> _TASK INSTRUCTIONS_
From the listing below, pick out each line with the word "this".

> _Dataset items_
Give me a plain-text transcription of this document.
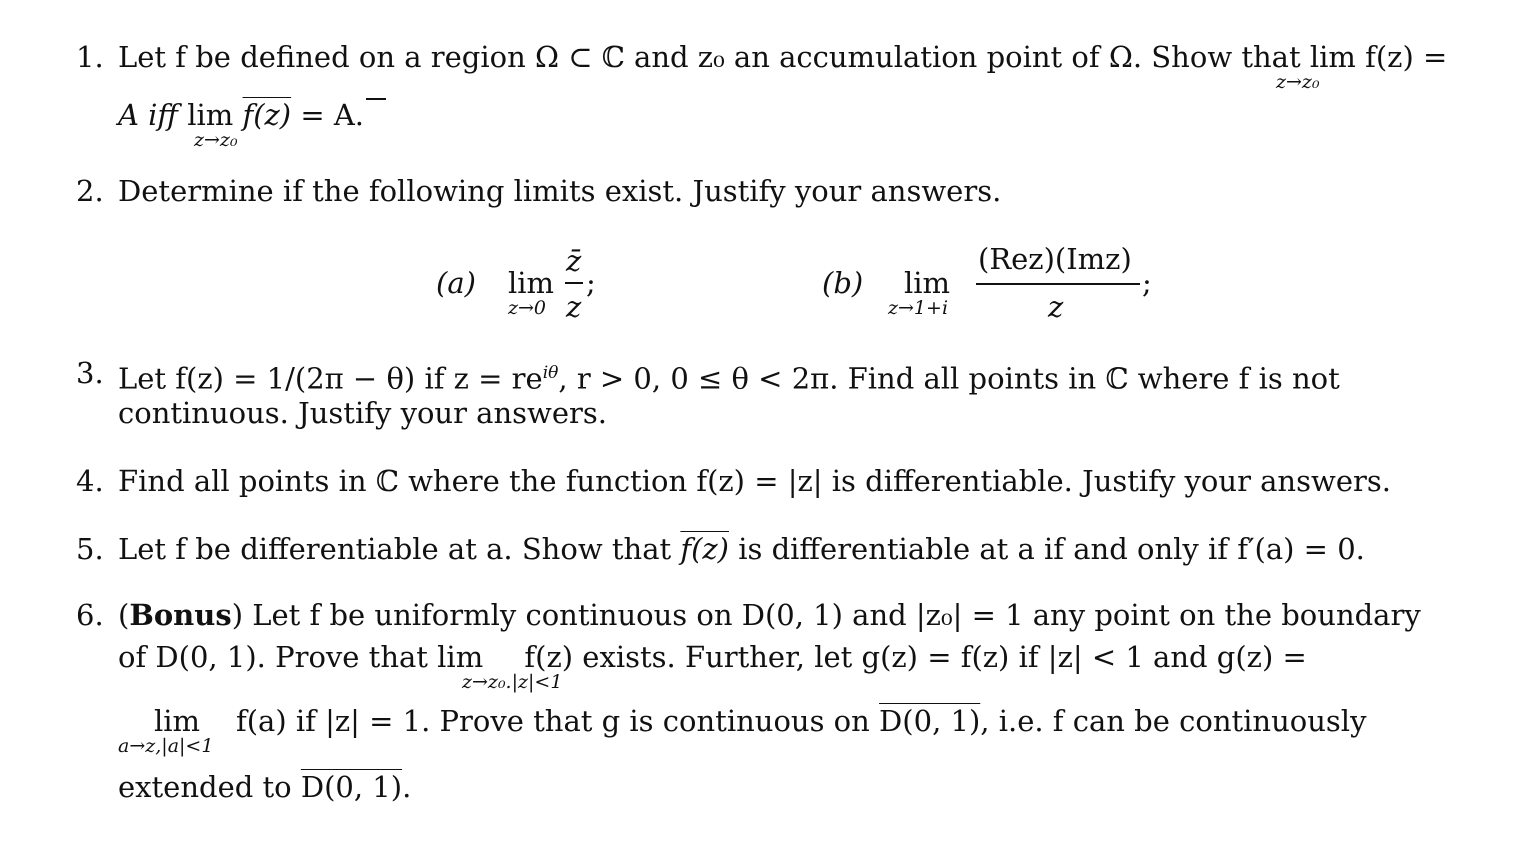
1. Let f be defined on a region Ω ⊂ ℂ and z₀ an accumulation point of Ω. Show that lim f(z) =
z→z₀
A iff lim f(z) = A.
z→z₀
2. Determine if the following limits exist. Justify your answers.
(a) lim
z→0
z̄
z
;	(b) lim
z→1+i
(Rez)(Imz)
z
;
3. Let f(z) = 1/(2π − θ) if $z = re^{i\theta}$, r > 0, 0 ≤ θ < 2π. Find all points in ℂ where f is not
continuous. Justify your answers.
4. Find all points in ℂ where the function f(z) = |z| is differentiable. Justify your answers.
5. Let f be differentiable at a. Show that f(z) is differentiable at a if and only if f′(a) = 0.
6. (Bonus) Let f be uniformly continuous on D(0, 1) and |z₀| = 1 any point on the boundary
of D(0, 1). Prove that lim f(z) exists. Further, let g(z) = f(z) if |z| < 1 and g(z) =
z→z₀.|z|<1
lim
a→z,|a|<1
f(a) if |z| = 1. Prove that g is continuous on D(0, 1), i.e. f can be continuously
extended to D(0, 1).
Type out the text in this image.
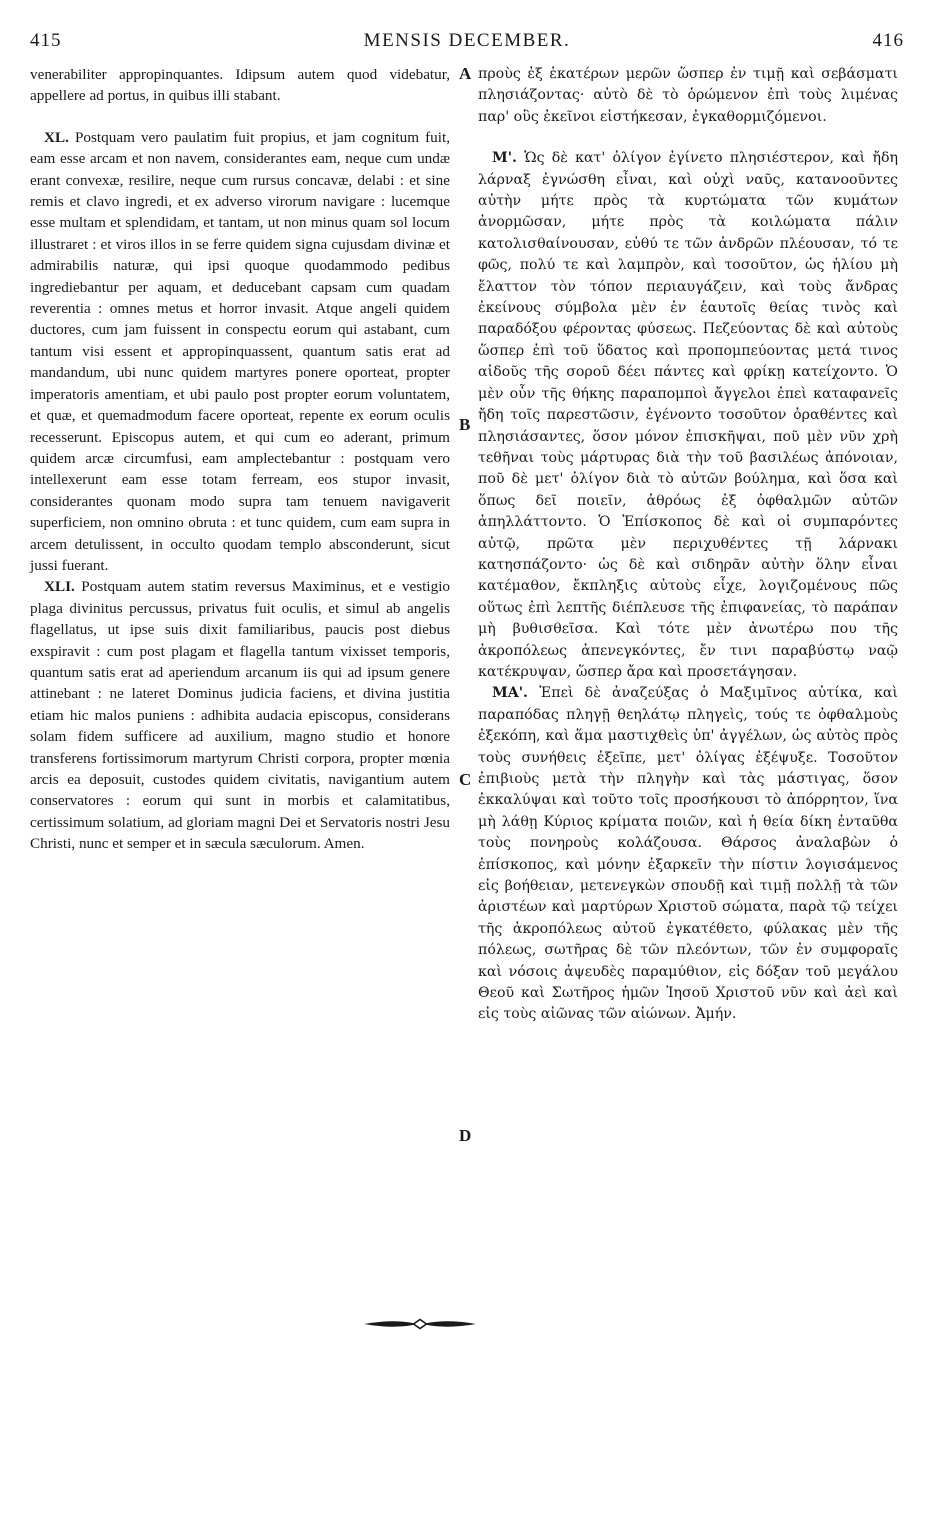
415	MENSIS DECEMBER.	416

venerabiliter appropinquantes. Idipsum autem quod videbatur, appellere ad portus, in quibus illi stabant.

XL. Postquam vero paulatim fuit propius, et jam cognitum fuit, eam esse arcam et non navem, considerantes eam, neque cum undæ erant convexæ, resilire, neque cum rursus concavæ, delabi : et sine remis et clavo ingredi, et ex adverso virorum navigare : lucemque esse multam et splendidam, et tantam, ut non minus quam sol locum illustraret : et viros illos in se ferre quidem signa cujusdam divinæ et admirabilis naturæ, qui ipsi quoque quodammodo pedibus ingrediebantur per aquam, et deducebant capsam cum quadam reverentia : omnes metus et horror invasit. Atque angeli quidem ductores, cum jam fuissent in conspectu eorum qui astabant, cum tantum visi essent et appropinquassent, quantum satis erat ad mandandum, ubi nunc quidem martyres ponere oporteat, propter imperatoris amentiam, et ubi paulo post propter eorum voluntatem, et quæ, et quemadmodum facere oporteat, repente ex eorum oculis recesserunt. Episcopus autem, et qui cum eo aderant, primum quidem arcæ circumfusi, eam amplectebantur : postquam vero intellexerunt eam esse totam ferream, eos stupor invasit, considerantes quonam modo supra tam tenuem navigaverit superficiem, non omnino obruta : et tunc quidem, cum eam supra in arcem detulissent, in occulto quodam templo absconderunt, sicut jussi fuerant.

XLI. Postquam autem statim reversus Maximinus, et e vestigio plaga divinitus percussus, privatus fuit oculis, et simul ab angelis flagellatus, ut ipse suis dixit familiaribus, paucis post diebus exspiravit : cum post plagam et flagella tantum vixisset temporis, quantum satis erat ad aperiendum arcanum iis qui ad ipsum genere attinebant : ne lateret Dominus judicia faciens, et divina justitia etiam hic malos puniens : adhibita audacia episcopus, considerans solam fidem sufficere ad auxilium, magno studio et honore transferens fortissimorum martyrum Christi corpora, propter mœnia arcis ea deposuit, custodes quidem civitatis, navigantium autem conservatores : eorum qui sunt in morbis et calamitatibus, certissimum solatium, ad gloriam magni Dei et Servatoris nostri Jesu Christi, nunc et semper et in sæcula sæculorum. Amen.

προὺς ἐξ ἑκατέρων μερῶν ὥσπερ ἐν τιμῇ καὶ σεβάσματι πλησιάζοντας· αὐτὸ δὲ τὸ ὁρώμενον ἐπὶ τοὺς λιμένας παρ' οὓς ἐκεῖνοι εἱστήκεσαν, ἐγκαθορμιζόμενοι.

Μ'. Ὡς δὲ κατ' ὀλίγον ἐγίνετο πλησιέστερον, καὶ ἤδη λάρναξ ἐγνώσθη εἶναι, καὶ οὐχὶ ναῦς, κατανοοῦντες αὐτὴν μήτε πρὸς τὰ κυρτώματα τῶν κυμάτων ἀνορμῶσαν, μήτε πρὸς τὰ κοιλώματα πάλιν κατολισθαίνουσαν, εὐθύ τε τῶν ἀνδρῶν πλέουσαν, τό τε φῶς, πολύ τε καὶ λαμπρὸν, καὶ τοσοῦτον, ὡς ἡλίου μὴ ἔλαττον τὸν τόπον περιαυγάζειν, καὶ τοὺς ἄνδρας ἐκείνους σύμβολα μὲν ἐν ἑαυτοῖς θείας τινὸς καὶ παραδόξου φέροντας φύσεως. Πεζεύοντας δὲ καὶ αὐτοὺς ὥσπερ ἐπὶ τοῦ ὕδατος καὶ προπομπεύοντας μετά τινος αἰδοῦς τῆς σοροῦ δέει πάντες καὶ φρίκῃ κατείχοντο. Ὁ μὲν οὖν τῆς θήκης παραπομποὶ ἄγγελοι ἐπεὶ καταφανεῖς ἤδη τοῖς παρεστῶσιν, ἐγένοντο τοσοῦτον ὀραθέντες καὶ πλησιάσαντες, ὅσον μόνον ἐπισκῆψαι, ποῦ μὲν νῦν χρὴ τεθῆναι τοὺς μάρτυρας διὰ τὴν τοῦ βασιλέως ἀπόνοιαν, ποῦ δὲ μετ' ὀλίγον διὰ τὸ αὐτῶν βούλημα, καὶ ὅσα καὶ ὅπως δεῖ ποιεῖν, ἀθρόως ἐξ ὀφθαλμῶν αὐτῶν ἀπηλλάττοντο. Ὁ Ἐπίσκοπος δὲ καὶ οἱ συμπαρόντες αὐτῷ, πρῶτα μὲν περιχυθέντες τῇ λάρνακι κατησπάζοντο· ὡς δὲ καὶ σιδηρᾶν αὐτὴν ὅλην εἶναι κατέμαθον, ἔκπληξις αὐτοὺς εἶχε, λογιζομένους πῶς οὕτως ἐπὶ λεπτῆς διέπλευσε τῆς ἐπιφανείας, τὸ παράπαν μὴ βυθισθεῖσα. Καὶ τότε μὲν ἀνωτέρω που τῆς ἀκροπόλεως ἀπενεγκόντες, ἔν τινι παραβύστῳ ναῷ κατέκρυψαν, ὥσπερ ἄρα καὶ προσετάγησαν.

ΜΑ'. Ἐπεὶ δὲ ἀναζεύξας ὁ Μαξιμῖνος αὐτίκα, καὶ παραπόδας πληγῇ θεηλάτῳ πληγεὶς, τούς τε ὀφθαλμοὺς ἐξεκόπη, καὶ ἅμα μαστιχθεὶς ὑπ' ἀγγέλων, ὡς αὐτὸς πρὸς τοὺς συνήθεις ἐξεῖπε, μετ' ὀλίγας ἐξέψυξε. Τοσοῦτον ἐπιβιοὺς μετὰ τὴν πληγὴν καὶ τὰς μάστιγας, ὅσον ἐκκαλύψαι καὶ τοῦτο τοῖς προσήκουσι τὸ ἀπόρρητον, ἵνα μὴ λάθῃ Κύριος κρίματα ποιῶν, καὶ ἡ θεία δίκη ἐνταῦθα τοὺς πονηροὺς κολάζουσα. Θάρσος ἀναλαβὼν ὁ ἐπίσκοπος, καὶ μόνην ἐξαρκεῖν τὴν πίστιν λογισάμενος εἰς βοήθειαν, μετενεγκὼν σπουδῇ καὶ τιμῇ πολλῇ τὰ τῶν ἀριστέων καὶ μαρτύρων Χριστοῦ σώματα, παρὰ τῷ τείχει τῆς ἀκροπόλεως αὐτοῦ ἐγκατέθετο, φύλακας μὲν τῆς πόλεως, σωτῆρας δὲ τῶν πλεόντων, τῶν ἐν συμφοραῖς καὶ νόσοις ἀψευδὲς παραμύθιον, εἰς δόξαν τοῦ μεγάλου Θεοῦ καὶ Σωτῆρος ἡμῶν Ἰησοῦ Χριστοῦ νῦν καὶ ἀεὶ καὶ εἰς τοὺς αἰῶνας τῶν αἰώνων. Ἀμήν.

A
B
C
D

> _FINAL RESULT_
Give me a plain-text transcription of this document.
Type out the text in this image.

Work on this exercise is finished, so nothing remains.